• **TASK GOAL**
Leave the pictures out and print every record below exactly as it stands.

*** GIVEN RECORDS ***

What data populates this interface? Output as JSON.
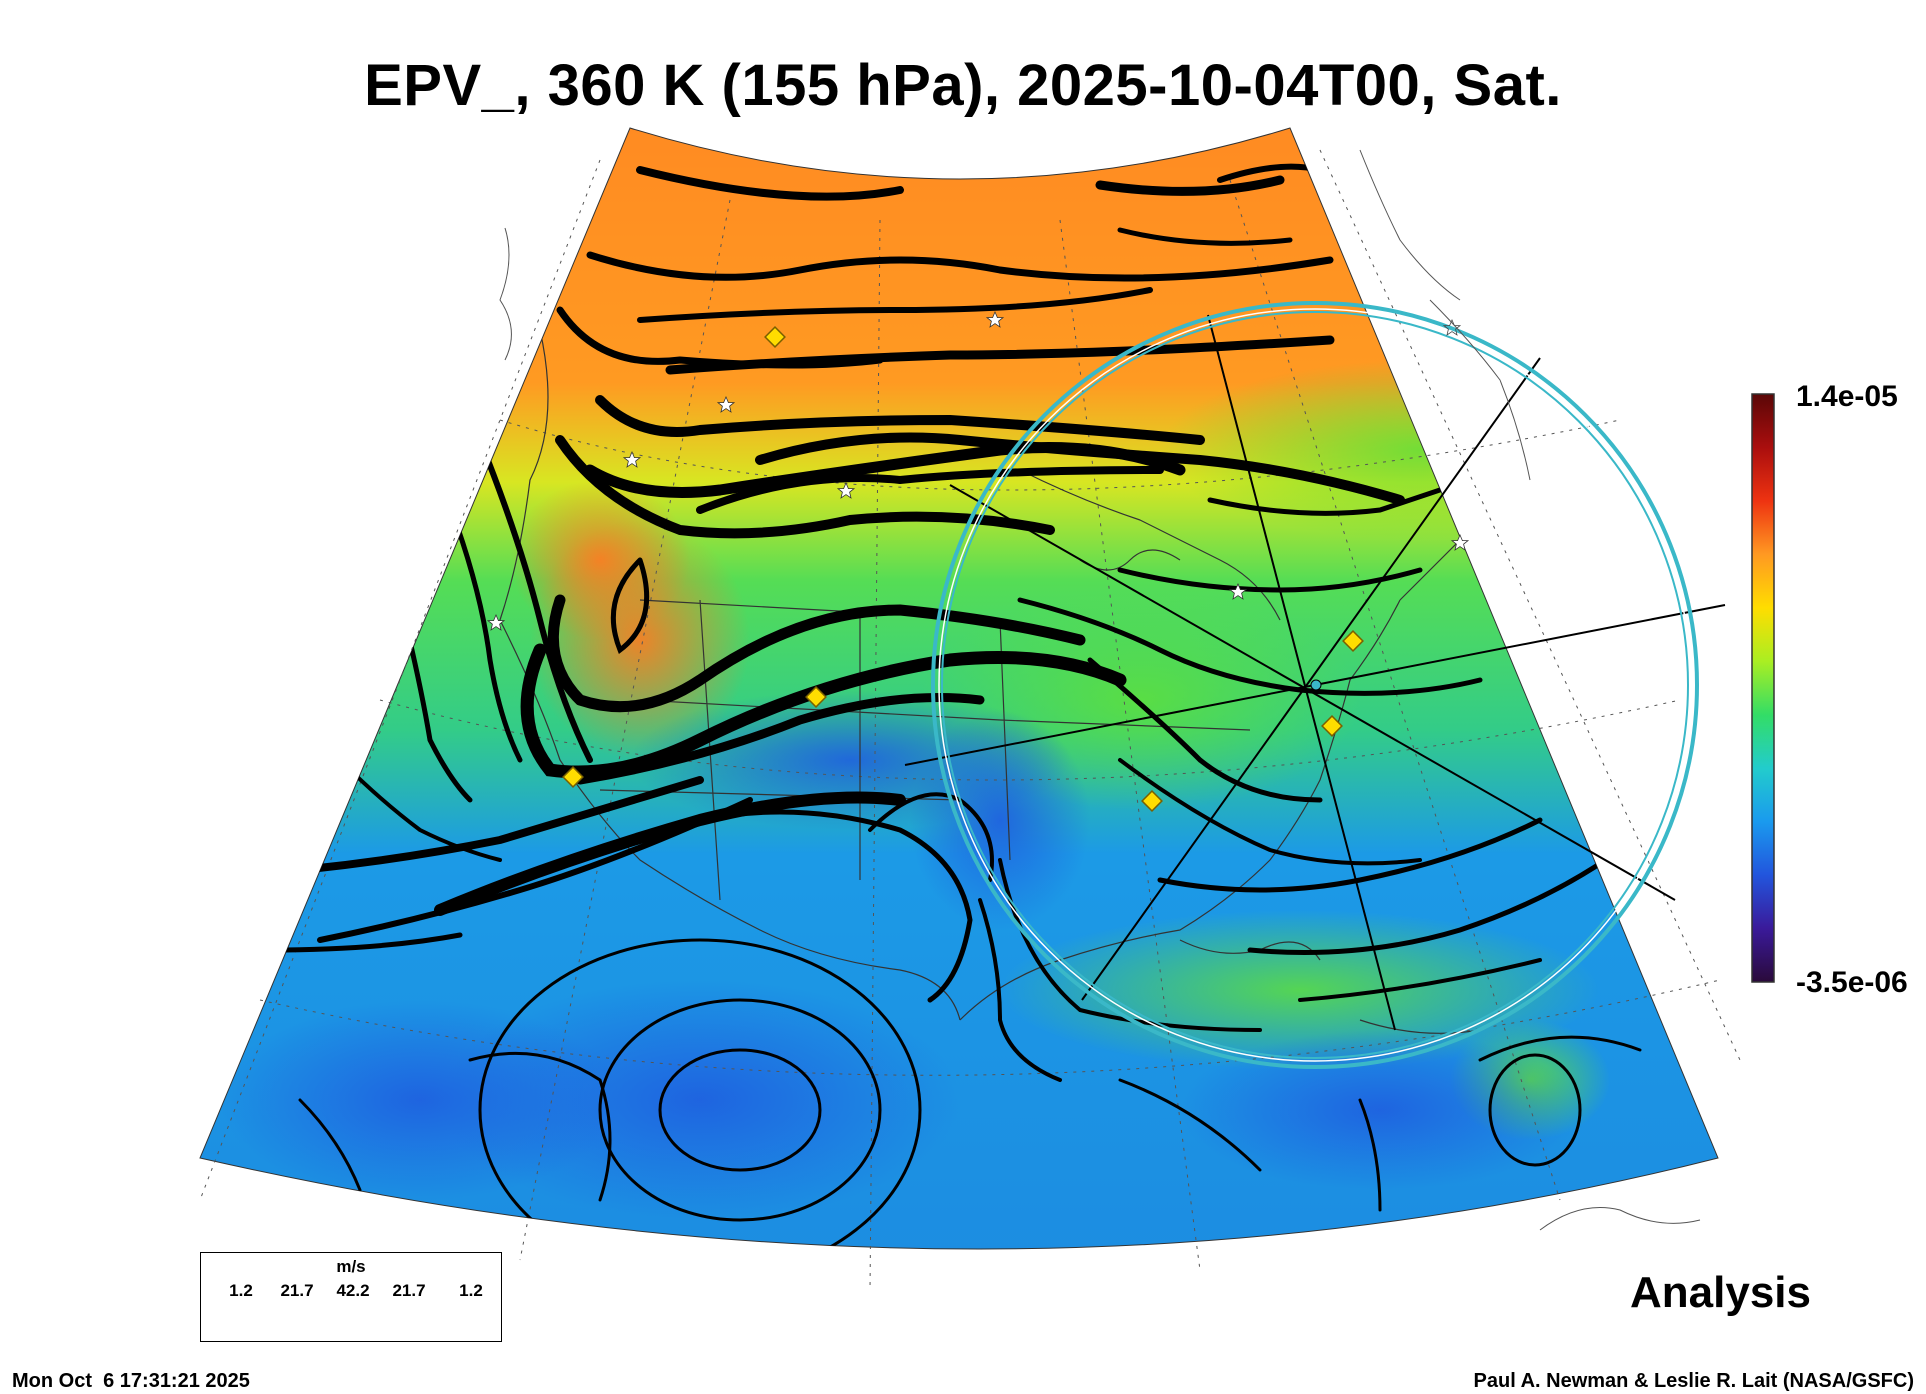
{
  "title": "EPV_, 360 K (155 hPa), 2025-10-04T00, Sat.",
  "colorbar": {
    "max_label": "1.4e-05",
    "min_label": "-3.5e-06",
    "stops": [
      "#2a0a3a",
      "#3a1a9a",
      "#2255dd",
      "#1a9aee",
      "#22cccc",
      "#33dd66",
      "#aaee22",
      "#ffdd00",
      "#ff9922",
      "#ee3311",
      "#aa0e0e",
      "#5a0707"
    ]
  },
  "label_analysis": "Analysis",
  "timestamp": "Mon Oct  6 17:31:21 2025",
  "credit": "Paul A. Newman & Leslie R. Lait (NASA/GSFC)",
  "wind_legend": {
    "unit": "m/s",
    "values": [
      "1.2",
      "21.7",
      "42.2",
      "21.7",
      "1.2"
    ]
  },
  "colors": {
    "streamline": "#000000",
    "circle": "#3ab8c8",
    "marker_diamond": "#ffdd00",
    "marker_star": "#ffffff"
  }
}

***

• **CORRECT ANSWER**
What data populates this interface? Output as JSON.
{
  "title": "EPV_, 360 K (155 hPa), 2025-10-04T00, Sat.",
  "colorbar": {
    "max_label": "1.4e-05",
    "min_label": "-3.5e-06",
    "stops": [
      "#2a0a3a",
      "#3a1a9a",
      "#2255dd",
      "#1a9aee",
      "#22cccc",
      "#33dd66",
      "#aaee22",
      "#ffdd00",
      "#ff9922",
      "#ee3311",
      "#aa0e0e",
      "#5a0707"
    ]
  },
  "label_analysis": "Analysis",
  "timestamp": "Mon Oct  6 17:31:21 2025",
  "credit": "Paul A. Newman & Leslie R. Lait (NASA/GSFC)",
  "wind_legend": {
    "unit": "m/s",
    "values": [
      "1.2",
      "21.7",
      "42.2",
      "21.7",
      "1.2"
    ]
  },
  "colors": {
    "streamline": "#000000",
    "circle": "#3ab8c8",
    "marker_diamond": "#ffdd00",
    "marker_star": "#ffffff"
  }
}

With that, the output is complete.